------ Excerpt provided ------

Host factor I, Hfq, binds to Escherichia coli ompA mRNA in a growth rate-dependent fashion and regulates its stability

Abstract

The stability of the ompA mRNA depends on the bacterial growth rate. The 5' untranslated region is the stability determinant of this transcript and the target of the endoribonuclease, RNase E, the key player of mRNA degradation. An RNA-binding protein with affinity for the 5' untranslated region ompA was purified and identified as Hfq, a host factor initially recognized for its function in phage Qbeta replication. The ompA RNA-binding activity parallels the amount of Hfq, which is elevated in bacteria cultured at slow growth rate, a condition leading to facilitated degradation of the ompA mRNA. In hfq mutant cells with a deficient Hfq gene product, the RNA-binding activity is missing, and analysis of the ompA mRNA showed that the growth-rate dependence of degradation is lost. Furthermore, the half-life of the ompA mRNA is prolonged in the mutant cells, irrespective of growth rate. Hfq has no affinity for the lpp transcript whose degradation, like that of bulk mRNA, is not affected by bacterial growth rate. Compatible with our results, we found that the intracellular concentration of RNase E and its associated degradosome components is independent of bacterial growth rate. Thus our results suggest a regulatory role for Hfq that specifically facilitates the ompA mRNA degradation in a growth rate-dependent manner.

Figure 1

Comparison of the levels of the key degradosome components in MC4100 cells grown exponentially with high (LB) or slow (Mops-acetate medium) growth rate by Western blot analysis. Equal amounts of cells were withdrawn from each medium, and cell lysates were probed with antibodies against RNase E, PNPase, or RhlB helicase as described in Materials and Methods.

Figure 2

The level of the 5′ UTR ompA RBA in MC4100 cells grown exponentially with high (LB) or slow (Mops-acetate medium) growth rate. (A) Mobility-shift assay. S30 extracts (10 μg) were incubated with ³²P-labeled ompA transcript and analyzed, as described in Materials and Methods. Lane 1, the ompA transcript alone; lanes 2 and 3, the ompA transcript incubated with extract obtained from cells grown in LB and Mops-acetate medium, respectively. (B) Western blot analysis of the same extracts as in A tested with Hfq-specific antibodies, as described in Materials and Methods.

------ Available data ------

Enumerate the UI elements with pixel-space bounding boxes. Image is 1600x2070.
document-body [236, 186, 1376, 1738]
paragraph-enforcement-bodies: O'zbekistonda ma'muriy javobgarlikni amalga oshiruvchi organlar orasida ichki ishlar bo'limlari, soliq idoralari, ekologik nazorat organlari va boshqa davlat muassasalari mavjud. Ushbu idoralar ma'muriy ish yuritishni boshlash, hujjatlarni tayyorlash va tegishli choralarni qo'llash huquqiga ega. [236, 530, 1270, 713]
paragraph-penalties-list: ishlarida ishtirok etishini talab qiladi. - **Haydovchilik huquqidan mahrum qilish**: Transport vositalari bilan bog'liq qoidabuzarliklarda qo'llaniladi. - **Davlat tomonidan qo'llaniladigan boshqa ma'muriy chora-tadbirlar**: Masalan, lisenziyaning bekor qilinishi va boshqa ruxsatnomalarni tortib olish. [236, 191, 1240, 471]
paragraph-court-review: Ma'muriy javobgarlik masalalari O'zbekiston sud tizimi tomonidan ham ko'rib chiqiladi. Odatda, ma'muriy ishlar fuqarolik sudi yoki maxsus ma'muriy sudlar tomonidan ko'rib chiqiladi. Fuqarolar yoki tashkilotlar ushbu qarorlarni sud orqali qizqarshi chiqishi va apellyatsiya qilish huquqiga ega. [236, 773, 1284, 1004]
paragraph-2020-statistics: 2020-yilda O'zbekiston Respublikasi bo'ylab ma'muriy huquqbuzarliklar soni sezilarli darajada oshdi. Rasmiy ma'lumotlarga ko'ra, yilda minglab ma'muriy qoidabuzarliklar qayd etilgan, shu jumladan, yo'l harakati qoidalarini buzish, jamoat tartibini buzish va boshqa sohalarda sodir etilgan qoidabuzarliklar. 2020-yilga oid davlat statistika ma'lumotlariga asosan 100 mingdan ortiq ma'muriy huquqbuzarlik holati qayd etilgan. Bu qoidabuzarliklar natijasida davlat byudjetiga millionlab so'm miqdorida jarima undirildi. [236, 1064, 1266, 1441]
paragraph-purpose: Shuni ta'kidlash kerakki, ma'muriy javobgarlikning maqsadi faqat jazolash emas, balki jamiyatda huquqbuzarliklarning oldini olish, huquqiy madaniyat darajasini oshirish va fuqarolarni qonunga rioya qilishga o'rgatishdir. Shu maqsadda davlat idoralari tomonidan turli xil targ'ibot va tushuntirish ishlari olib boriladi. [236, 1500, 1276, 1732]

------

What you need to do>
1 > List the proteins whose antibodies were used to probe the cell lysates in the Figure 1 legend of the text on Hfq and ompA mRNA.
2 > Proceed with the text on Hfq and ompA mRNA, starting after its final sentence.

Solved problems>
1 > RNase E, PNPase, RhlB helicase

2 >
Figure 3

Analysis of the purified ompA mRNA-binding protein RBA. (A) Electrophoresis of crude and purified materials on an SDS-polyacrylamide gel visualized by silver staining. Purification steps of RBA described in Materials and Methods. Lane 1, crude extract (10 μg); lane 2, heparin-agarose fraction (0.1 μg); lane 3, finely purified material (Hfq) (0.005 μg). (B) Mobility-shift assay of crude cell extract and purified material as in A, using as an RNA substrate either ompA or lpp. The same amounts of protein as in A were incubated with ³²P-labeled substrates and applied to the 4% native polyacrylamide gel.

Figure 4

The hfq gene is responsible for RBA. (A) Mobility-shift assay of the ompA mRNA-binding activity of MC4100 strain (hfq⁺), its derivatives AM111 (hfq1) and AM112 (hfq2), and hfq1 strain provided with the plasmid pHFQ607, containing the hfq gene. Cells were grown in Mops-acetate medium, and 10 μg of S30 extracts were used for the RNA–protein complex formation. (B) Western blot analysis of the same extracts as in A tested with Hfq-specific antibodies, as described in Materials and Methods.

Figure 5

Influence of the hfq1 mutation on the ompA mRNA stability analyzed by Northern blotting. Mutant and parent cells were cultured in either LB or Mops-acetate medium. In the middle of exponential phase, transcription was blocked by rifampicin and aliquots were taken out at the indicated (in min) time points. Total RNAs were isolated by the method of hot phenol extraction, separated on 1% agarose gels, transferred to nitrocellulose filter, and hybridized with the ³²P-labeled DNA probe, complemented to the coding region of the ompA gene.